__What is being asked__
Read the records below. Copy each line where the string "Shape" occurs.
--- START OF Provided information ---
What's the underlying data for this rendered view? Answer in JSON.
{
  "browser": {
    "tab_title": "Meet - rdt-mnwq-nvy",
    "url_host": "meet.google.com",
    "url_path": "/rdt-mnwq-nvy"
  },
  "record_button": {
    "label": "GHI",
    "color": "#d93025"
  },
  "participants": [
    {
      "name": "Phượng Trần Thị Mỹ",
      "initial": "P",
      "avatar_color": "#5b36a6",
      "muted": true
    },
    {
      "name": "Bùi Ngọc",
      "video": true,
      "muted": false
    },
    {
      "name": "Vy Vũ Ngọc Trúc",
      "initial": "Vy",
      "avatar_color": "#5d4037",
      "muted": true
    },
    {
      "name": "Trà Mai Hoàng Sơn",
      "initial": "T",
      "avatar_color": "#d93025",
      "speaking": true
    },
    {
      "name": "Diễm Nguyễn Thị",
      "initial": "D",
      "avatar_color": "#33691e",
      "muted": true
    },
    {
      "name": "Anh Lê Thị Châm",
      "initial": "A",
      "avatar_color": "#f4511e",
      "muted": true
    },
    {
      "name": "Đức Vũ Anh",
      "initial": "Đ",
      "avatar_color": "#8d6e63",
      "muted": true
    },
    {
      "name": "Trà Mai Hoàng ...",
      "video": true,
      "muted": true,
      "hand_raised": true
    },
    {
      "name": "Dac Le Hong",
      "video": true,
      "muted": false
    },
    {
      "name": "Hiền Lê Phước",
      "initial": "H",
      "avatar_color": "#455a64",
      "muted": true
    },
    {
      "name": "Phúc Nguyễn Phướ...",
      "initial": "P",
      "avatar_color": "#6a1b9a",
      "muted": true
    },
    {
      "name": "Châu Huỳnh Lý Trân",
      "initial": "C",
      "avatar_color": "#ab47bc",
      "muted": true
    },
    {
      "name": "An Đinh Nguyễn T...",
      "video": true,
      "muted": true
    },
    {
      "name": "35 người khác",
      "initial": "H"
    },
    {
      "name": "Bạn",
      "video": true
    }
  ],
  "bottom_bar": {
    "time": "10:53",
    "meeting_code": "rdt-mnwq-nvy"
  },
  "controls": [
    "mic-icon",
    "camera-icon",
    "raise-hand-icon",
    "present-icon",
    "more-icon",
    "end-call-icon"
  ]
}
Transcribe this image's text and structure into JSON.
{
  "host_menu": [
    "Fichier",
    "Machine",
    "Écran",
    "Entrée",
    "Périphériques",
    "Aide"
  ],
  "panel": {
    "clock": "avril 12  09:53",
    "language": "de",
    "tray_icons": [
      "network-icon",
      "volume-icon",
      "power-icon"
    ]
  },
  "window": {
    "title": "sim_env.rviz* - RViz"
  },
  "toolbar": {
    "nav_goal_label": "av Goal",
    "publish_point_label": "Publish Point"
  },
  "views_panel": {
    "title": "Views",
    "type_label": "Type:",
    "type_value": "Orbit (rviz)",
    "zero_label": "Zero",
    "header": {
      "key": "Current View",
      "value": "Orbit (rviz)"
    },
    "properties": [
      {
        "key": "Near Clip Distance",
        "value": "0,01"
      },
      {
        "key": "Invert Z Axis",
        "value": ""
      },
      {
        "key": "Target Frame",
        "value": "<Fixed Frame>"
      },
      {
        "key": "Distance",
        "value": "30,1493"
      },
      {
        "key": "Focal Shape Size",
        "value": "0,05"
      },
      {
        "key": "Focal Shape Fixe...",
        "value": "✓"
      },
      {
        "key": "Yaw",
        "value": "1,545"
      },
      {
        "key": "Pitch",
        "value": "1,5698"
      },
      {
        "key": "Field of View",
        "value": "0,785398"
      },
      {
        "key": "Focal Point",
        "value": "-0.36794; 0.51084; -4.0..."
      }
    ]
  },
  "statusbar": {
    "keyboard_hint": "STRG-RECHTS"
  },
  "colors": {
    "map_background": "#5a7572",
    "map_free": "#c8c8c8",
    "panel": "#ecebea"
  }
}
--- END OF Provided information ---
__Response to this task__
        "key": "Focal Shape Size",
        "key": "Focal Shape Fixe...",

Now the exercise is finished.